What to do: Convert each line of the records below into a Markdown table with the columns No. and Line, numbering the rows in order and skipping blank lines. Omit the pictures from the table.

Dataset records:
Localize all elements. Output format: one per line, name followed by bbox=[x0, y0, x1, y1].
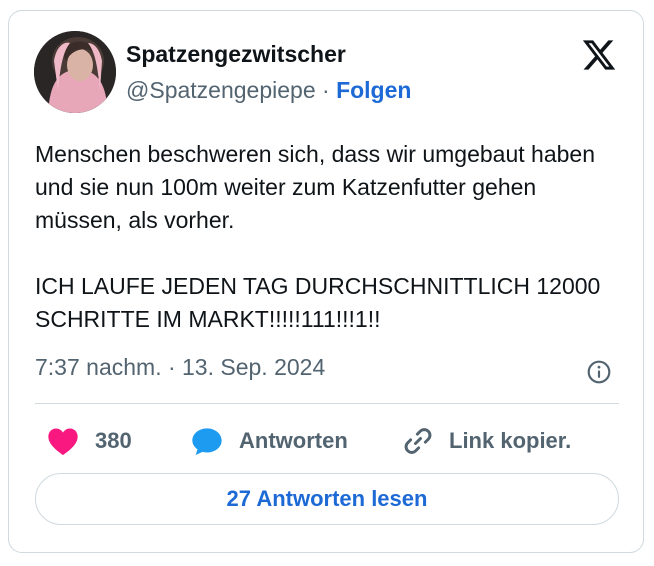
heart-icon bbox=[48, 428, 78, 456]
tweet-text: Menschen beschweren sich, dass wir umgeb… bbox=[35, 138, 625, 336]
copy-link-label: Link kopier. bbox=[449, 428, 572, 453]
link-icon bbox=[404, 428, 432, 454]
copy-link-button[interactable]: Link kopier. bbox=[403, 423, 571, 459]
divider bbox=[35, 403, 619, 404]
speech-bubble-icon bbox=[192, 428, 222, 455]
user-handle[interactable]: @Spatzengepiepe bbox=[126, 77, 316, 103]
info-icon[interactable] bbox=[586, 359, 612, 385]
handle-row: @Spatzengepiepe · Folgen bbox=[126, 77, 411, 104]
tweet-timestamp[interactable]: 7:37 nachm. · 13. Sep. 2024 bbox=[35, 354, 325, 381]
handle-separator: · bbox=[315, 77, 337, 103]
tweet-paragraph: Menschen beschweren sich, dass wir umgeb… bbox=[35, 141, 595, 233]
like-button[interactable]: 380 bbox=[47, 423, 132, 459]
read-replies-button[interactable]: 27 Antworten lesen bbox=[35, 473, 619, 525]
display-name[interactable]: Spatzengezwitscher bbox=[126, 41, 346, 68]
reply-label: Antworten bbox=[239, 428, 348, 453]
x-logo-icon[interactable] bbox=[579, 37, 619, 73]
follow-button[interactable]: Folgen bbox=[336, 77, 411, 103]
reply-button[interactable]: Antworten bbox=[191, 423, 348, 459]
avatar[interactable] bbox=[34, 31, 116, 113]
like-count: 380 bbox=[95, 428, 132, 453]
avatar-image bbox=[34, 31, 116, 113]
tweet-card: Spatzengezwitscher @Spatzengepiepe · Fol… bbox=[8, 10, 644, 553]
tweet-paragraph: ICH LAUFE JEDEN TAG DURCHSCHNITTLICH 120… bbox=[35, 273, 601, 332]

Complete response:
| No. | Line |
|---|---|
| 1 | Localize all elements. Output format: one per line, name followed by bbox=[x0, y0, x1, y1]. |
| 2 | heart-icon bbox=[48, 428, 78, 456] |
| 3 | tweet-text: Menschen beschweren sich, dass wir umgeb… bbox=[35, 138, 625, 336] |
| 4 | copy-link-label: Link kopier. bbox=[449, 428, 572, 453] |
| 5 | link-icon bbox=[404, 428, 432, 454] |
| 6 | copy-link-button[interactable]: Link kopier. bbox=[403, 423, 571, 459] |
| 7 | divider bbox=[35, 403, 619, 404] |
| 8 | speech-bubble-icon bbox=[192, 428, 222, 455] |
| 9 | user-handle[interactable]: @Spatzengepiepe bbox=[126, 77, 316, 103] |
| 10 | info-icon[interactable] bbox=[586, 359, 612, 385] |
| 11 | handle-row: @Spatzengepiepe · Folgen bbox=[126, 77, 411, 104] |
| 12 | tweet-timestamp[interactable]: 7:37 nachm. · 13. Sep. 2024 bbox=[35, 354, 325, 381] |
| 13 | handle-separator: · bbox=[315, 77, 337, 103] |
| 14 | tweet-paragraph: Menschen beschweren sich, dass wir umgeb… bbox=[35, 141, 595, 233] |
| 15 | like-button[interactable]: 380 bbox=[47, 423, 132, 459] |
| 16 | read-replies-button[interactable]: 27 Antworten lesen bbox=[35, 473, 619, 525] |
| 17 | display-name[interactable]: Spatzengezwitscher bbox=[126, 41, 346, 68] |
| 18 | reply-label: Antworten bbox=[239, 428, 348, 453] |
| 19 | x-logo-icon[interactable] bbox=[579, 37, 619, 73] |
| 20 | follow-button[interactable]: Folgen bbox=[336, 77, 411, 103] |
| 21 | reply-button[interactable]: Antworten bbox=[191, 423, 348, 459] |
| 22 | avatar[interactable] bbox=[34, 31, 116, 113] |
| 23 | like-count: 380 bbox=[95, 428, 132, 453] |
| 24 | avatar-image bbox=[34, 31, 116, 113] |
| 25 | tweet-card: Spatzengezwitscher @Spatzengepiepe · Fol… bbox=[8, 10, 644, 553] |
| 26 | tweet-paragraph: ICH LAUFE JEDEN TAG DURCHSCHNITTLICH 120… bbox=[35, 273, 601, 332] |